YOUR INSTRUCTIONS: Transcribe the records exactly. Pictures do not belong in the transcription.
------
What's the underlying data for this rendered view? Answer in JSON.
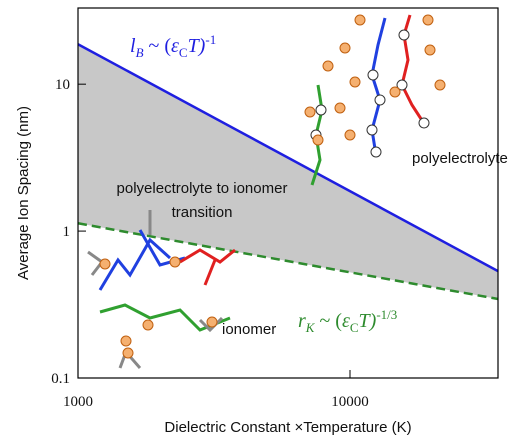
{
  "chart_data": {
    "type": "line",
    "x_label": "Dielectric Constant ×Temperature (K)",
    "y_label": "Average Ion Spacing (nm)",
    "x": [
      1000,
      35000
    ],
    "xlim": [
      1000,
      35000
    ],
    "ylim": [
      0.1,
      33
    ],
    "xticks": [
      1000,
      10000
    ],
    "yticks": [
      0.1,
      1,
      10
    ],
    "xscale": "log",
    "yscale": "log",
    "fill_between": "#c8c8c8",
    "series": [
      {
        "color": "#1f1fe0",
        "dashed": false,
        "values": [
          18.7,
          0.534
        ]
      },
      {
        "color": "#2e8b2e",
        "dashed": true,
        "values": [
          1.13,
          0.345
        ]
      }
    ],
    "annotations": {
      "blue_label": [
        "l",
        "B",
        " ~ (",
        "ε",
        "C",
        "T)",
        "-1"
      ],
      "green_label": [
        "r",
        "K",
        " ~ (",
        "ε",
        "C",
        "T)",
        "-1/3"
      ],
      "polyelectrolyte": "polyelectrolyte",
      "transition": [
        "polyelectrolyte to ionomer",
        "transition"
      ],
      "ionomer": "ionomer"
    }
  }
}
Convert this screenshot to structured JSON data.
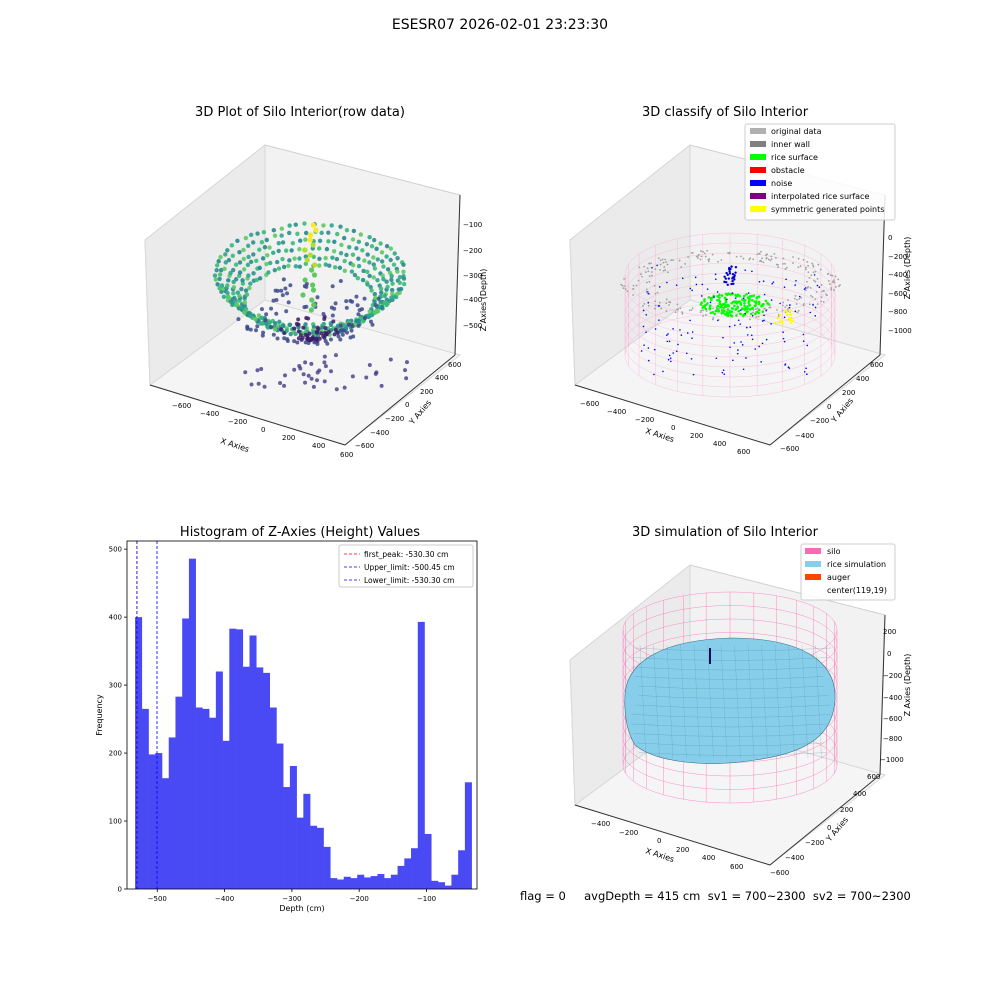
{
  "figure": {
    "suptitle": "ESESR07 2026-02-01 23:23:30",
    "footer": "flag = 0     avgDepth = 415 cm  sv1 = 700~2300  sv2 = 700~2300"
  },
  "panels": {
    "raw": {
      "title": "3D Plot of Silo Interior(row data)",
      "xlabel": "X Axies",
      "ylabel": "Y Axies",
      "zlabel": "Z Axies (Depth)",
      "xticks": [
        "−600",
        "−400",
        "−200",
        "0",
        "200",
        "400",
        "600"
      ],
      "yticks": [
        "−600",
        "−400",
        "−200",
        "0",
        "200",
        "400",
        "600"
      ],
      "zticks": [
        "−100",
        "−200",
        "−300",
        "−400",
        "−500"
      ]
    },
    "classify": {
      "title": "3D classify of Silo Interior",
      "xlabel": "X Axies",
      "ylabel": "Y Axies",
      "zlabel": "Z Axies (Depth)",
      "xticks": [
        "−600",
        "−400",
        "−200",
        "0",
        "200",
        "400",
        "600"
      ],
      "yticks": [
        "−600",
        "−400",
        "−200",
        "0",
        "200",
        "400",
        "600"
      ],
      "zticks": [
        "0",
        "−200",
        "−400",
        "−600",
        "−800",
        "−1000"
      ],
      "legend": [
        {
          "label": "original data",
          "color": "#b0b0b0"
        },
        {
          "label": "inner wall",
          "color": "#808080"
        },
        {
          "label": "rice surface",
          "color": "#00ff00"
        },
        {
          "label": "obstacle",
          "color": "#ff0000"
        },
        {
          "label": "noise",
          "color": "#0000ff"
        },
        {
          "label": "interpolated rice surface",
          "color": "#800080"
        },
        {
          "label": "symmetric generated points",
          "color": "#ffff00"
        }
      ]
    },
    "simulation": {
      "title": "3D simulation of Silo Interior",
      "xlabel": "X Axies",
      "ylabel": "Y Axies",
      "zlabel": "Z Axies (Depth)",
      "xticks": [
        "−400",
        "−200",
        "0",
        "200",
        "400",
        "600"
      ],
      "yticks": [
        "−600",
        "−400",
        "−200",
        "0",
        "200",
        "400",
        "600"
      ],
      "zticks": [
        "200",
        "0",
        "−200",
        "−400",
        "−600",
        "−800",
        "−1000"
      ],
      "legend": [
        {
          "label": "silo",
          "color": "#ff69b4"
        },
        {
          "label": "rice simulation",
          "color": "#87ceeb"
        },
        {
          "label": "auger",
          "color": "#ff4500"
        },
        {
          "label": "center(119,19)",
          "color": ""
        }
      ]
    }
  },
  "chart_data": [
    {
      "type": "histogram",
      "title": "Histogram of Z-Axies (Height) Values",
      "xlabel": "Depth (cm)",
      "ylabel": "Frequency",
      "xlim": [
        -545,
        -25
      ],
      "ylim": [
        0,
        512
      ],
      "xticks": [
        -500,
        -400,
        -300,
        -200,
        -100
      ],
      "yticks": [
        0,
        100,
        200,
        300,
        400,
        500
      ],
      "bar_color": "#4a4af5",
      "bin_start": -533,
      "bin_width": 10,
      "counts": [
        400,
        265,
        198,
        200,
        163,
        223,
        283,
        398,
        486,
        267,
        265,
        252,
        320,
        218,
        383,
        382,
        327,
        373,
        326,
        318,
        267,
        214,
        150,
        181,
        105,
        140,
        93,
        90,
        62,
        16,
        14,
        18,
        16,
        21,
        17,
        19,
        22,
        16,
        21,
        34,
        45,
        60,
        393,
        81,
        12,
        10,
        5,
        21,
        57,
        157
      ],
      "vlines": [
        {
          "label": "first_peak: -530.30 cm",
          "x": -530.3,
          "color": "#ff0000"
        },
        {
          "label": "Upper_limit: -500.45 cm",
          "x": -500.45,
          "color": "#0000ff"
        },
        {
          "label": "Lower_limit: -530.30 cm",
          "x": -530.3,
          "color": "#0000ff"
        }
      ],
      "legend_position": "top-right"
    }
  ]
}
------
THE REPLY:
What's the underlying data for this rendered view? Answer in JSON.
{
  "chart_data": {
    "type": "line",
    "x_label": "Dielectric Constant ×Temperature (K)",
    "y_label": "Average Ion Spacing (nm)",
    "x": [
      1000,
      35000
    ],
    "xlim": [
      1000,
      35000
    ],
    "ylim": [
      0.1,
      33
    ],
    "xticks": [
      1000,
      10000
    ],
    "yticks": [
      0.1,
      1,
      10
    ],
    "xscale": "log",
    "yscale": "log",
    "fill_between": "#c8c8c8",
    "series": [
      {
        "color": "#1f1fe0",
        "dashed": false,
        "values": [
          18.7,
          0.534
        ]
      },
      {
        "color": "#2e8b2e",
        "dashed": true,
        "values": [
          1.13,
          0.345
        ]
      }
    ],
    "annotations": {
      "blue_label": [
        "l",
        "B",
        " ~ (",
        "ε",
        "C",
        "T)",
        "-1"
      ],
      "green_label": [
        "r",
        "K",
        " ~ (",
        "ε",
        "C",
        "T)",
        "-1/3"
      ],
      "polyelectrolyte": "polyelectrolyte",
      "transition": [
        "polyelectrolyte to ionomer",
        "transition"
      ],
      "ionomer": "ionomer"
    }
  }
}
Convert this screenshot to structured JSON data.
{
  "figure": {
    "suptitle": "ESESR07 2026-02-01 23:23:30",
    "footer": "flag = 0     avgDepth = 415 cm  sv1 = 700~2300  sv2 = 700~2300"
  },
  "panels": {
    "raw": {
      "title": "3D Plot of Silo Interior(row data)",
      "xlabel": "X Axies",
      "ylabel": "Y Axies",
      "zlabel": "Z Axies (Depth)",
      "xticks": [
        "−600",
        "−400",
        "−200",
        "0",
        "200",
        "400",
        "600"
      ],
      "yticks": [
        "−600",
        "−400",
        "−200",
        "0",
        "200",
        "400",
        "600"
      ],
      "zticks": [
        "−100",
        "−200",
        "−300",
        "−400",
        "−500"
      ]
    },
    "classify": {
      "title": "3D classify of Silo Interior",
      "xlabel": "X Axies",
      "ylabel": "Y Axies",
      "zlabel": "Z Axies (Depth)",
      "xticks": [
        "−600",
        "−400",
        "−200",
        "0",
        "200",
        "400",
        "600"
      ],
      "yticks": [
        "−600",
        "−400",
        "−200",
        "0",
        "200",
        "400",
        "600"
      ],
      "zticks": [
        "0",
        "−200",
        "−400",
        "−600",
        "−800",
        "−1000"
      ],
      "legend": [
        {
          "label": "original data",
          "color": "#b0b0b0"
        },
        {
          "label": "inner wall",
          "color": "#808080"
        },
        {
          "label": "rice surface",
          "color": "#00ff00"
        },
        {
          "label": "obstacle",
          "color": "#ff0000"
        },
        {
          "label": "noise",
          "color": "#0000ff"
        },
        {
          "label": "interpolated rice surface",
          "color": "#800080"
        },
        {
          "label": "symmetric generated points",
          "color": "#ffff00"
        }
      ]
    },
    "simulation": {
      "title": "3D simulation of Silo Interior",
      "xlabel": "X Axies",
      "ylabel": "Y Axies",
      "zlabel": "Z Axies (Depth)",
      "xticks": [
        "−400",
        "−200",
        "0",
        "200",
        "400",
        "600"
      ],
      "yticks": [
        "−600",
        "−400",
        "−200",
        "0",
        "200",
        "400",
        "600"
      ],
      "zticks": [
        "200",
        "0",
        "−200",
        "−400",
        "−600",
        "−800",
        "−1000"
      ],
      "legend": [
        {
          "label": "silo",
          "color": "#ff69b4"
        },
        {
          "label": "rice simulation",
          "color": "#87ceeb"
        },
        {
          "label": "auger",
          "color": "#ff4500"
        },
        {
          "label": "center(119,19)",
          "color": ""
        }
      ]
    }
  },
  "chart_data": [
    {
      "type": "histogram",
      "title": "Histogram of Z-Axies (Height) Values",
      "xlabel": "Depth (cm)",
      "ylabel": "Frequency",
      "xlim": [
        -545,
        -25
      ],
      "ylim": [
        0,
        512
      ],
      "xticks": [
        -500,
        -400,
        -300,
        -200,
        -100
      ],
      "yticks": [
        0,
        100,
        200,
        300,
        400,
        500
      ],
      "bar_color": "#4a4af5",
      "bin_start": -533,
      "bin_width": 10,
      "counts": [
        400,
        265,
        198,
        200,
        163,
        223,
        283,
        398,
        486,
        267,
        265,
        252,
        320,
        218,
        383,
        382,
        327,
        373,
        326,
        318,
        267,
        214,
        150,
        181,
        105,
        140,
        93,
        90,
        62,
        16,
        14,
        18,
        16,
        21,
        17,
        19,
        22,
        16,
        21,
        34,
        45,
        60,
        393,
        81,
        12,
        10,
        5,
        21,
        57,
        157
      ],
      "vlines": [
        {
          "label": "first_peak: -530.30 cm",
          "x": -530.3,
          "color": "#ff0000"
        },
        {
          "label": "Upper_limit: -500.45 cm",
          "x": -500.45,
          "color": "#0000ff"
        },
        {
          "label": "Lower_limit: -530.30 cm",
          "x": -530.3,
          "color": "#0000ff"
        }
      ],
      "legend_position": "top-right"
    }
  ]
}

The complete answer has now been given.